### YOUR INSTRUCTIONS
Look through the lines and report how many include the word "LAION", giving nothing but the number.

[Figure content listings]

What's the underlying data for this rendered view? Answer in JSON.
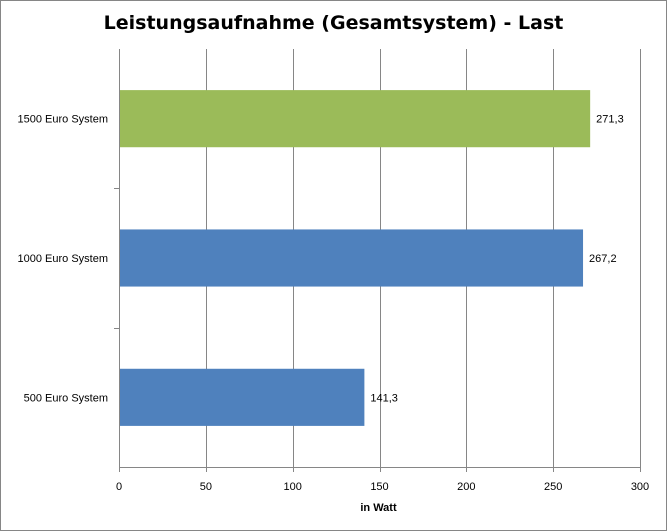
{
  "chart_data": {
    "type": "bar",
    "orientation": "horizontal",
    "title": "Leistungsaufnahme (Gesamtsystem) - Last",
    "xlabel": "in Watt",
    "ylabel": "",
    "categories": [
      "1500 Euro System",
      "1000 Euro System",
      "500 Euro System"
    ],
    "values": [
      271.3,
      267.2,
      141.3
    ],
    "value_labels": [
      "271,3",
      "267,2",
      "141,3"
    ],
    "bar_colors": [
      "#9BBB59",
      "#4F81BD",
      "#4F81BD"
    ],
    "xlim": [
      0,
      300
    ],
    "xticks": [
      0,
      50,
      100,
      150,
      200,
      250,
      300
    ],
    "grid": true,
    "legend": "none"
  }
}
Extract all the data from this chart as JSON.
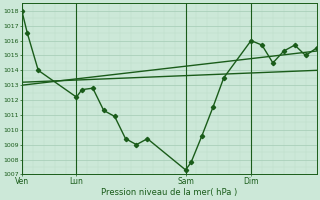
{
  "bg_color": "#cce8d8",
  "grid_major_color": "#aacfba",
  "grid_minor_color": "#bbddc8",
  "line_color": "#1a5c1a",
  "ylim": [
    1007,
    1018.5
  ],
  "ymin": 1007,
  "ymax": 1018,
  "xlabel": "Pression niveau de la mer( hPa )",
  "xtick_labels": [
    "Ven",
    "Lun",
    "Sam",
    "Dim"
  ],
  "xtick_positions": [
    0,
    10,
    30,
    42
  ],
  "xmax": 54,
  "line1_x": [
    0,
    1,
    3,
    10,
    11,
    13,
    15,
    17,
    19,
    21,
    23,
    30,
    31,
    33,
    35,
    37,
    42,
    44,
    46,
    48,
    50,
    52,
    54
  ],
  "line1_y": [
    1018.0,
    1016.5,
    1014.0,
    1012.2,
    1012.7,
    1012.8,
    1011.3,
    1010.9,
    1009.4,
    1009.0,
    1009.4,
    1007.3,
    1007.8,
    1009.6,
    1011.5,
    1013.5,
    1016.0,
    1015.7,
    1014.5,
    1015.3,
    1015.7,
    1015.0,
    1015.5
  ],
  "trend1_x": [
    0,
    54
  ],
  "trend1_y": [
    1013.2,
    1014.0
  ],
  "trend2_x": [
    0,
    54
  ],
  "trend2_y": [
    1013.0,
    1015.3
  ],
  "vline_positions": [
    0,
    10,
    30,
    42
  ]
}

* * *

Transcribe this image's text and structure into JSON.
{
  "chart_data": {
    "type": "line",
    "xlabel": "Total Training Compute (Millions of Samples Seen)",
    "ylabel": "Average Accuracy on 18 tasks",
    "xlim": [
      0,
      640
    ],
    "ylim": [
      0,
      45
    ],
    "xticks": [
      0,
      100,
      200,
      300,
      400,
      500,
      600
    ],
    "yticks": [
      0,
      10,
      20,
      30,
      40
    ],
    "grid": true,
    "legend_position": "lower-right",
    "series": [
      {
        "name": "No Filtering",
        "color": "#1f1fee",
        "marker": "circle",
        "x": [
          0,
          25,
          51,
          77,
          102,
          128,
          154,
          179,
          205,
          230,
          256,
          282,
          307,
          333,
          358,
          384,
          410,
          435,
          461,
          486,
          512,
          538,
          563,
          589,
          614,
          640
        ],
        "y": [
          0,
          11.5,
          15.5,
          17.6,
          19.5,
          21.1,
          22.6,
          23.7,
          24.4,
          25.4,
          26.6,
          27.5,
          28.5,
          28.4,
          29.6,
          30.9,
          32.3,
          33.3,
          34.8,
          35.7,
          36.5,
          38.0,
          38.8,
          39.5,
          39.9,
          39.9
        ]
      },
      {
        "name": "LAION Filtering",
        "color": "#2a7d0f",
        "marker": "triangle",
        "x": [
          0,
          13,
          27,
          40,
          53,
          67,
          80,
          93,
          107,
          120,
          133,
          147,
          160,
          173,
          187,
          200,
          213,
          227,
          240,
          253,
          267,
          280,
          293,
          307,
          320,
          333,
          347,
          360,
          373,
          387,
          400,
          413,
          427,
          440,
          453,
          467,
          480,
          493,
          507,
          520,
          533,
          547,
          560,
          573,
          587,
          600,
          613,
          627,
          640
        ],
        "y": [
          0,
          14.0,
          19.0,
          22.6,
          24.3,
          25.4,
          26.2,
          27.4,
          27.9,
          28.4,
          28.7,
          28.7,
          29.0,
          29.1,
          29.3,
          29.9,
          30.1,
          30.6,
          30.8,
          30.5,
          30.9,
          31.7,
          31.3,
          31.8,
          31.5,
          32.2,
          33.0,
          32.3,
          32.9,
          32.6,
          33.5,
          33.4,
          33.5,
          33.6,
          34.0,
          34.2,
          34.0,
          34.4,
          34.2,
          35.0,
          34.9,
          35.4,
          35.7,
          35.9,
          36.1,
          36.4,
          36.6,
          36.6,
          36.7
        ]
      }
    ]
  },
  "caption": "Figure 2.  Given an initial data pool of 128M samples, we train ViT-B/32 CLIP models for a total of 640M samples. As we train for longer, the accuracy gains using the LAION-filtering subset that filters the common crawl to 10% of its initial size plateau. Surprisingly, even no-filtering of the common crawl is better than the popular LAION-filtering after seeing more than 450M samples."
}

### RESULT OF THIS TASK
2